■ **TASK DIRECTIONS**
Reproduce every line in the listing that contains the word "doanh".

|---|

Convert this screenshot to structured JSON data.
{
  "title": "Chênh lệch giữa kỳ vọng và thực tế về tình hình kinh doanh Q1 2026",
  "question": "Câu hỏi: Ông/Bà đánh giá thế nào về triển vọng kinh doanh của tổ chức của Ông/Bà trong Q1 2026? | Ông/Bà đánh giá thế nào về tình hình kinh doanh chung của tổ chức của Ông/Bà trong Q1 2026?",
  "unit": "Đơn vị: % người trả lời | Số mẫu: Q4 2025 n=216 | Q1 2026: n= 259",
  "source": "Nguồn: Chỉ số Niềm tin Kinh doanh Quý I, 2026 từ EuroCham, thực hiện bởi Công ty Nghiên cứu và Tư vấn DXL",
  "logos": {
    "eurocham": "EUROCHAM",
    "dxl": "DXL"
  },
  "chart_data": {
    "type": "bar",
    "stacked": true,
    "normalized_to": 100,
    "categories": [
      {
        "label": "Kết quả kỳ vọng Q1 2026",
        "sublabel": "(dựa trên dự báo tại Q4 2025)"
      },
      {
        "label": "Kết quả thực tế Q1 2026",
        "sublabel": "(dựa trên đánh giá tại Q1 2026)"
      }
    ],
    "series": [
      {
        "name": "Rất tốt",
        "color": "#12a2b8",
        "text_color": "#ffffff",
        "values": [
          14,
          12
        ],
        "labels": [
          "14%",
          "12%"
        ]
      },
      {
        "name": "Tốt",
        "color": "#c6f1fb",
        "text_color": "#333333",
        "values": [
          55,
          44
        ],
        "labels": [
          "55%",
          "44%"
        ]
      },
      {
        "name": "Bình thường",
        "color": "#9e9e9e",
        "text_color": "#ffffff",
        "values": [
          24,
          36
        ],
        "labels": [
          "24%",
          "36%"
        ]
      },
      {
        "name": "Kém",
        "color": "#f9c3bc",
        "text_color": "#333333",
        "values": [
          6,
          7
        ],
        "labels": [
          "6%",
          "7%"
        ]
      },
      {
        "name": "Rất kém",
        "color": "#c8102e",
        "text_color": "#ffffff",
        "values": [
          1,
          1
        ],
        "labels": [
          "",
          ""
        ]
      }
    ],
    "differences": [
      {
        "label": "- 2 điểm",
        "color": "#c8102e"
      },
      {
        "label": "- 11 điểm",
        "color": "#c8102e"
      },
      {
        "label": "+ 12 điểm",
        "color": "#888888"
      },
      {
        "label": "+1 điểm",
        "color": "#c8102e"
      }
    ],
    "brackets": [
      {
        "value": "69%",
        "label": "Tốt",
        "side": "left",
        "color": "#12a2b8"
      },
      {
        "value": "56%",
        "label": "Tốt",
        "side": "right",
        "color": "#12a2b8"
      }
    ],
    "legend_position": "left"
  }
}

|---|

■ **TASK SOLUTION**
  "title": "Chênh lệch giữa kỳ vọng và thực tế về tình hình kinh doanh Q1 2026",
  "question": "Câu hỏi: Ông/Bà đánh giá thế nào về triển vọng kinh doanh của tổ chức của Ông/Bà trong Q1 2026? | Ông/Bà đánh giá thế nào về tình hình kinh doanh chung của tổ chức của Ông/Bà trong Q1 2026?",
  "source": "Nguồn: Chỉ số Niềm tin Kinh doanh Quý I, 2026 từ EuroCham, thực hiện bởi Công ty Nghiên cứu và Tư vấn DXL",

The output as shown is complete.